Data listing

■ ■ ■

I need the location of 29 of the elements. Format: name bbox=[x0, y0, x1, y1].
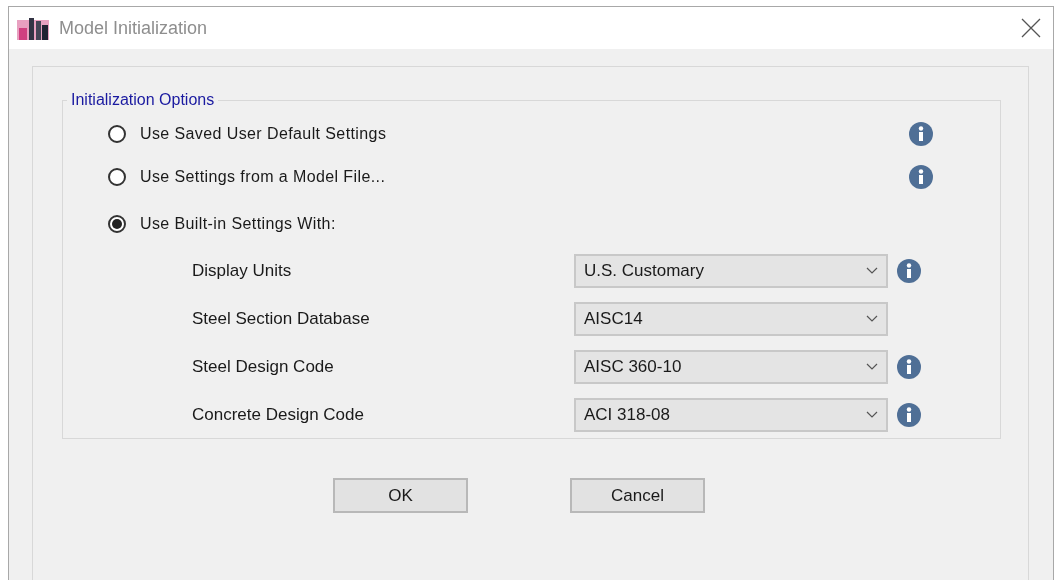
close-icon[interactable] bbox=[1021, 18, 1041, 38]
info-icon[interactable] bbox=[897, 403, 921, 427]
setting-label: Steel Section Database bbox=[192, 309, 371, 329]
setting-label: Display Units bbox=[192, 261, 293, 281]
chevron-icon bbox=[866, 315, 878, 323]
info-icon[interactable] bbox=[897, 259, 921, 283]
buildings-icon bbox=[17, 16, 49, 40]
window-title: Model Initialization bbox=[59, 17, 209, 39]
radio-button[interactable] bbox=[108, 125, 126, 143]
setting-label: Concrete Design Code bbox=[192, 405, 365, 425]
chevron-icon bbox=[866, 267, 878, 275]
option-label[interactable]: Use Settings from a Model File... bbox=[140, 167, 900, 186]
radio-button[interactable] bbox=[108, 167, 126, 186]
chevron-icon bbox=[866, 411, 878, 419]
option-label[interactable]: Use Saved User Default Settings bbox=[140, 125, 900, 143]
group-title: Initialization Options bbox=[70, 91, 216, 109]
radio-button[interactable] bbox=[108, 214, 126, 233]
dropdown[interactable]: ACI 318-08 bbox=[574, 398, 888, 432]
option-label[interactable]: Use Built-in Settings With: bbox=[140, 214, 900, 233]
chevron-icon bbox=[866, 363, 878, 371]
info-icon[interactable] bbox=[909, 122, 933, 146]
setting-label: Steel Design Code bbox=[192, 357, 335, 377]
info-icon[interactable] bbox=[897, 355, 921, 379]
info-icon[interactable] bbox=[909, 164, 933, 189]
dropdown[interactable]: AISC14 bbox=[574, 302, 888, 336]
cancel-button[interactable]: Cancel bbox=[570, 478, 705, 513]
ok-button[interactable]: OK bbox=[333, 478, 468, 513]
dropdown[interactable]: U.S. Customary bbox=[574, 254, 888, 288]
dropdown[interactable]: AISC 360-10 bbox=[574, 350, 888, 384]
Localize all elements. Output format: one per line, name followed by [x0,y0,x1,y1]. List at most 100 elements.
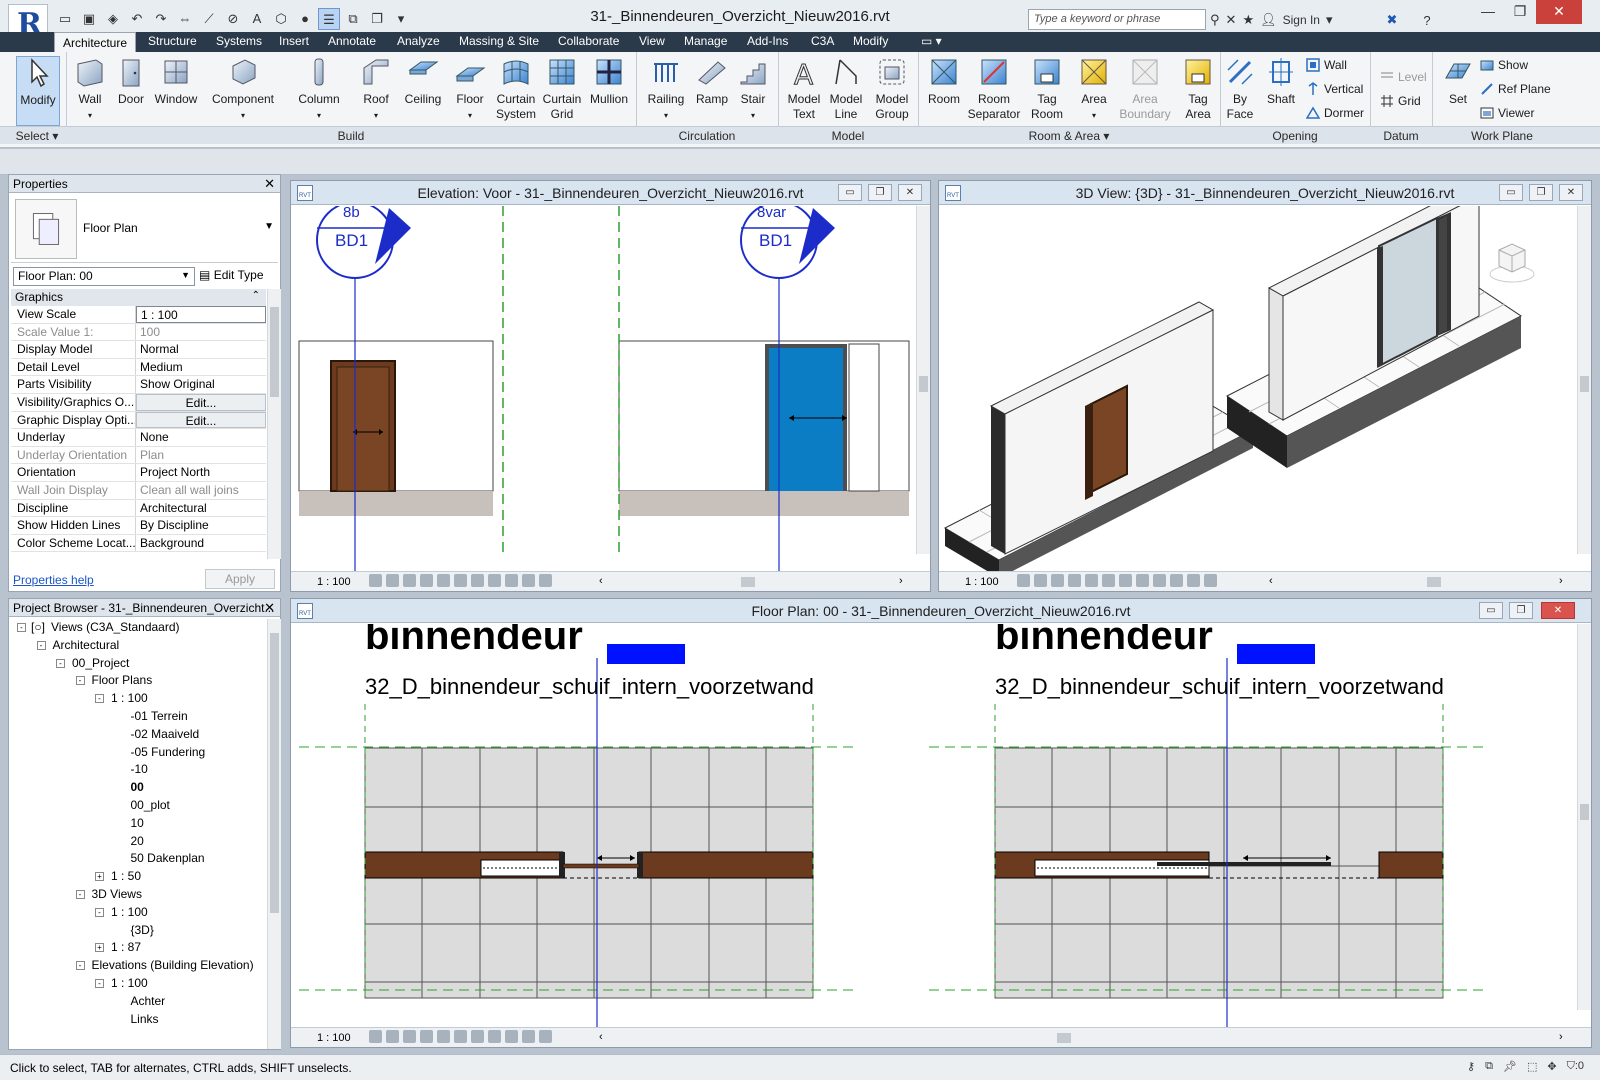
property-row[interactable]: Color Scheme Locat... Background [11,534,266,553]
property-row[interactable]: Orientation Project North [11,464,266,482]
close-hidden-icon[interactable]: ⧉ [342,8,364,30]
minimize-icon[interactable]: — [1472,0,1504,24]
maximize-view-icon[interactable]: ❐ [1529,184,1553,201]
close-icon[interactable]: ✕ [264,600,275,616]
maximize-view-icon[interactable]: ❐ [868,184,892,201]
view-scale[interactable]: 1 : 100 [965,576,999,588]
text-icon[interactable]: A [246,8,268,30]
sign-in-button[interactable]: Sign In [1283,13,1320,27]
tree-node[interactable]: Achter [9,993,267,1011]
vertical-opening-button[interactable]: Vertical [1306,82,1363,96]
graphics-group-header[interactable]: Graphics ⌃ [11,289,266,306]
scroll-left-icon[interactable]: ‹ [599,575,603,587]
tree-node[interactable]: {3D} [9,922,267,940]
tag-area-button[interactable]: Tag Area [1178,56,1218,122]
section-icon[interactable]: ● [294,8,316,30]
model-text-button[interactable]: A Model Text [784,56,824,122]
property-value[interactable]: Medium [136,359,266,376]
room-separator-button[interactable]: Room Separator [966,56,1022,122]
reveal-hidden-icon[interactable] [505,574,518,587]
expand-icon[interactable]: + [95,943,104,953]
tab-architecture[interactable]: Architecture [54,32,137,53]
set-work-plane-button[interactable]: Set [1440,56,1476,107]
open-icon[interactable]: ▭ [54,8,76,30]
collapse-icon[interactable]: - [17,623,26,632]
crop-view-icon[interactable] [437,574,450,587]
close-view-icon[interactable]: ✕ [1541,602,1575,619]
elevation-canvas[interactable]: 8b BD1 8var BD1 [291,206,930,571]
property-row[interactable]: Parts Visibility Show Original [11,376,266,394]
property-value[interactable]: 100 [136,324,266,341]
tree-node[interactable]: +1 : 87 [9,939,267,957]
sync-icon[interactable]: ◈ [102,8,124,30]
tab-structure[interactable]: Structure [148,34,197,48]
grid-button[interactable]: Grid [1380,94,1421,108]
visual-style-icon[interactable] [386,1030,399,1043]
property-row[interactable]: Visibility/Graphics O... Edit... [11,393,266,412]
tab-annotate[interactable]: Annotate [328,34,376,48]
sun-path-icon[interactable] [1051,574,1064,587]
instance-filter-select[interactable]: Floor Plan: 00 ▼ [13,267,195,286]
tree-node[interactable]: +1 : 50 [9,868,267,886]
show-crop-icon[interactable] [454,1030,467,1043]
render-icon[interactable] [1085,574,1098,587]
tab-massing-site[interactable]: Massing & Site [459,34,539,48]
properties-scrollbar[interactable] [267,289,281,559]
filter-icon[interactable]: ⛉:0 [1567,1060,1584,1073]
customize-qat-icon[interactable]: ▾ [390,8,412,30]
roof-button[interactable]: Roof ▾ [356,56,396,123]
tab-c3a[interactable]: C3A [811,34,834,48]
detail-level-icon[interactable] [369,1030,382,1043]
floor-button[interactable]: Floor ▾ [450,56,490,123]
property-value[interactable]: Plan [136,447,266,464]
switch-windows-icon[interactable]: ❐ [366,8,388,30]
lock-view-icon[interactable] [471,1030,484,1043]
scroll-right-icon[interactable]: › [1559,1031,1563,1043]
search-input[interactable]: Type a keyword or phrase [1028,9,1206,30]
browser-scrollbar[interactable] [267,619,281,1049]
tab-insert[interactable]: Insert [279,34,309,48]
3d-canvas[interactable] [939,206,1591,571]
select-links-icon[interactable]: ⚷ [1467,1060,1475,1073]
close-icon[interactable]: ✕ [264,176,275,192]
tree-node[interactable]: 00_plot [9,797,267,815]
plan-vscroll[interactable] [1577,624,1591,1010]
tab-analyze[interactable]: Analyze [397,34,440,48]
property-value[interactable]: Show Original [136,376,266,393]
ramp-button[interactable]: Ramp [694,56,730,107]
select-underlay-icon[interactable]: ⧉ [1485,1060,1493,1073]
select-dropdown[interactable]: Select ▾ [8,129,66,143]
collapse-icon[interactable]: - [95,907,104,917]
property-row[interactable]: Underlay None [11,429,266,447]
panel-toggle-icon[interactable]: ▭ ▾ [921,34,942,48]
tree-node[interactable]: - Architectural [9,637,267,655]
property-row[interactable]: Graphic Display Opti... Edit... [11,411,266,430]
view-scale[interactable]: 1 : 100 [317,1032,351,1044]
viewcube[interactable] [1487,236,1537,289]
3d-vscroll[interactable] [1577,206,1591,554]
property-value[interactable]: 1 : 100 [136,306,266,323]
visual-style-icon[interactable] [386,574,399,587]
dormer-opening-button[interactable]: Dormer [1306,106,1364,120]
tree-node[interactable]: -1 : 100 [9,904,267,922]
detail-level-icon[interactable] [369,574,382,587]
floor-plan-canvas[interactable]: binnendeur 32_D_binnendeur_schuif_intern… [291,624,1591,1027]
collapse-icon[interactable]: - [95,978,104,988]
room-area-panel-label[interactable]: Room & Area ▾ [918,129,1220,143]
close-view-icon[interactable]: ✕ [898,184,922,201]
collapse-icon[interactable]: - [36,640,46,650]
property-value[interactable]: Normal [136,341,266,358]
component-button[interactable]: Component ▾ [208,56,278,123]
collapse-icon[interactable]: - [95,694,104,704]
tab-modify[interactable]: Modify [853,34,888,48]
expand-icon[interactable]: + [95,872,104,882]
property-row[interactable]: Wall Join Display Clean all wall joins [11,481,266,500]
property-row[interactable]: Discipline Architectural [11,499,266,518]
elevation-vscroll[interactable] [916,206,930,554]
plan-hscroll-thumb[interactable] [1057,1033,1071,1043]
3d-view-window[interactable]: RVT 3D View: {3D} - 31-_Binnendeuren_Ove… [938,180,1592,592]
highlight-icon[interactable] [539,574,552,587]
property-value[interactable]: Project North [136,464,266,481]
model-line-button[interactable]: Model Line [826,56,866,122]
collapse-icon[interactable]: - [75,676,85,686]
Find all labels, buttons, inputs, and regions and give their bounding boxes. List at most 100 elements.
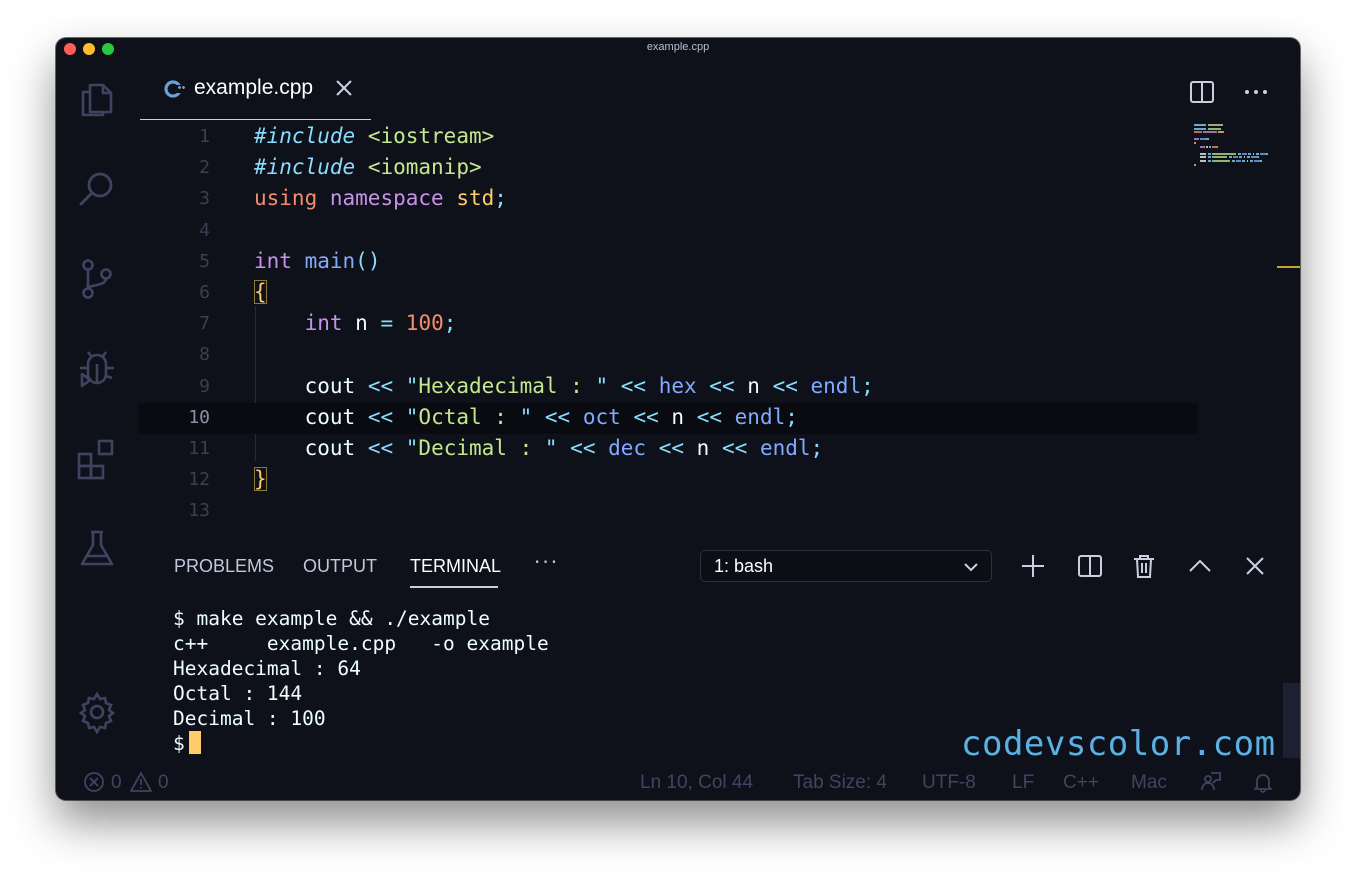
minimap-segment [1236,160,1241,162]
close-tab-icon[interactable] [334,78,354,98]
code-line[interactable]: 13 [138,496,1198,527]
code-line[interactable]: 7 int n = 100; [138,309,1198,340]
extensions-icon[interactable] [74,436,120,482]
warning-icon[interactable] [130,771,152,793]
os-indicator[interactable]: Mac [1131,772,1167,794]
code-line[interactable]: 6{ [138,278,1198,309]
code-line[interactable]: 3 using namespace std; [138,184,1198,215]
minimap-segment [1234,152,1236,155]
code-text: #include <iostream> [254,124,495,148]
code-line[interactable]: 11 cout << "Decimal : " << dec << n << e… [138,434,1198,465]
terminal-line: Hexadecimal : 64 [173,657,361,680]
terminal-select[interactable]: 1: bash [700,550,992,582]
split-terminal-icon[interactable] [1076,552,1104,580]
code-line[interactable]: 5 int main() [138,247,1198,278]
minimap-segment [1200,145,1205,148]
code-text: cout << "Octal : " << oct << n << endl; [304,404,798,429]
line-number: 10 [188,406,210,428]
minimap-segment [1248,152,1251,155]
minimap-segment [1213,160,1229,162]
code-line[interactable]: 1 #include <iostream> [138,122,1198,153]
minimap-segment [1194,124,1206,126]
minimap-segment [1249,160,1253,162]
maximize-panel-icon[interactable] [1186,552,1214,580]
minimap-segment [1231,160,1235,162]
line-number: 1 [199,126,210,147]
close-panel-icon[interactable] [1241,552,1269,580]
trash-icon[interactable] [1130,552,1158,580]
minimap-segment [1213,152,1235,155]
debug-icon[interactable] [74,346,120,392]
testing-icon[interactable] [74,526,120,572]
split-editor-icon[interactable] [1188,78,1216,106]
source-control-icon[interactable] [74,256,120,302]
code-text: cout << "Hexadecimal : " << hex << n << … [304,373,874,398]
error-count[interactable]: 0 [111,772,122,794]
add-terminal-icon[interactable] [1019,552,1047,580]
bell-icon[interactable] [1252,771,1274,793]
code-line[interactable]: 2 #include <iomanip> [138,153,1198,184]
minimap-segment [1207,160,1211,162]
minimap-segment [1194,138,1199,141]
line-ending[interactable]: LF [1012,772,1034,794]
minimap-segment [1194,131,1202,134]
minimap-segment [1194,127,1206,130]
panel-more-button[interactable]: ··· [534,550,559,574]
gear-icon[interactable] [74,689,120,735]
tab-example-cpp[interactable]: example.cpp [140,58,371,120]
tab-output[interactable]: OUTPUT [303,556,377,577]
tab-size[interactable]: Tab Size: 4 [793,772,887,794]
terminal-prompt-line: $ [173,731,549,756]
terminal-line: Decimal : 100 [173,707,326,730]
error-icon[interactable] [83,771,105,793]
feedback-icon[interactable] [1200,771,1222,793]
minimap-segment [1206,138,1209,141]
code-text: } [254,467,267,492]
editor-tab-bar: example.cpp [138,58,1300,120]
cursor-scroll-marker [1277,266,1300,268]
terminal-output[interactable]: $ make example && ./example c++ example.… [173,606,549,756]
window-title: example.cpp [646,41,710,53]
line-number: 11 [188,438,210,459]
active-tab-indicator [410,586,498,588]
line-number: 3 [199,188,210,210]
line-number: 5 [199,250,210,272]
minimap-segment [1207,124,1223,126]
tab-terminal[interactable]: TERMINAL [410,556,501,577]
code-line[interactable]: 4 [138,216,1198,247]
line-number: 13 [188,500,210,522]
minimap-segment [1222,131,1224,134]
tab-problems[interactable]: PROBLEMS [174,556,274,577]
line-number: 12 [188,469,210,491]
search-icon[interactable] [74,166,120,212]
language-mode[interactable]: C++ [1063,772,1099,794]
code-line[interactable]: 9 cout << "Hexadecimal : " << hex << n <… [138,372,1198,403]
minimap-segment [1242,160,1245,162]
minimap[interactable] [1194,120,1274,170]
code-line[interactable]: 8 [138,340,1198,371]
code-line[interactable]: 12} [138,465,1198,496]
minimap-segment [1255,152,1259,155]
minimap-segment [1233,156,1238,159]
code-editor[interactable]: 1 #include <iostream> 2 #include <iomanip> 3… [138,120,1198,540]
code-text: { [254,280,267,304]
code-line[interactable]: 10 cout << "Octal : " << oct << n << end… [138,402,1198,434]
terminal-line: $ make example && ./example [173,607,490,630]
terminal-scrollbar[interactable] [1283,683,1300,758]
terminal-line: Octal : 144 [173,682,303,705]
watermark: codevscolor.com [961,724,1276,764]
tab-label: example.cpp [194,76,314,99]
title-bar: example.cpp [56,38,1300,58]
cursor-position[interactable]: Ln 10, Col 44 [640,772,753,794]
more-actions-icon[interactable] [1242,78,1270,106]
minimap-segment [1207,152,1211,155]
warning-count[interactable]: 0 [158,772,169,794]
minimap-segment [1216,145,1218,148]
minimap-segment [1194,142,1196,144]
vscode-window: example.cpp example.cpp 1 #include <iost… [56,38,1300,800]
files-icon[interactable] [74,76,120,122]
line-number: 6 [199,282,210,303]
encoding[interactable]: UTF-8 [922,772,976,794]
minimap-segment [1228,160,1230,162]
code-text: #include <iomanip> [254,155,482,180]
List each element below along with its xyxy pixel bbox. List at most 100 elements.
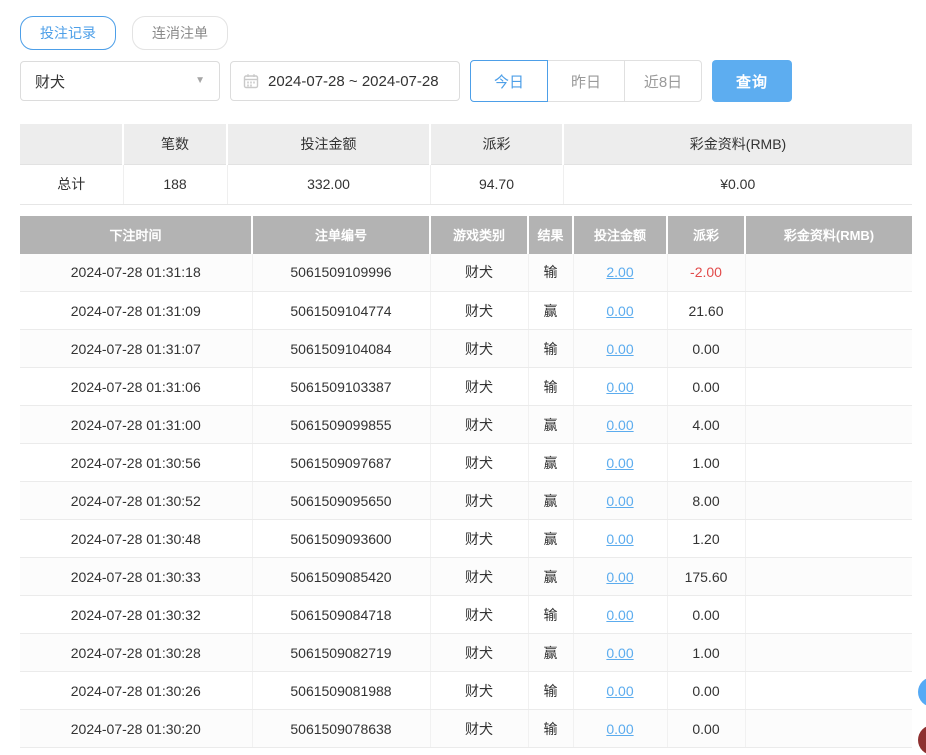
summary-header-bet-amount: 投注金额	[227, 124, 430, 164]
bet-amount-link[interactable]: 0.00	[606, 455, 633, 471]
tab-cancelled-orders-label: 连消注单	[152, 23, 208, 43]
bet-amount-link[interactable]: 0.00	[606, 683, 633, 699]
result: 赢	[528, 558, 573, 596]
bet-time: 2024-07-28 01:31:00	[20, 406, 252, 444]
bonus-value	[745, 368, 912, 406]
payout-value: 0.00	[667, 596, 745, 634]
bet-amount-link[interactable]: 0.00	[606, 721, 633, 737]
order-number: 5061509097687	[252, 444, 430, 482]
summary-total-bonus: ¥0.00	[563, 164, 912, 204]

■ ■ ■

- Task objective -
Can you reproduce the lines of the records running from the line with "close-icon[interactable] bbox=[1021, 18, 1041, 38]" to the line with "chevron-icon bbox=[866, 315, 878, 323]", both included, and nothing else?

- Answer to this problem -
close-icon[interactable] bbox=[1021, 18, 1041, 38]
info-icon[interactable] bbox=[897, 403, 921, 427]
setting-label: Steel Section Database bbox=[192, 309, 371, 329]
setting-label: Display Units bbox=[192, 261, 293, 281]
chevron-icon bbox=[866, 315, 878, 323]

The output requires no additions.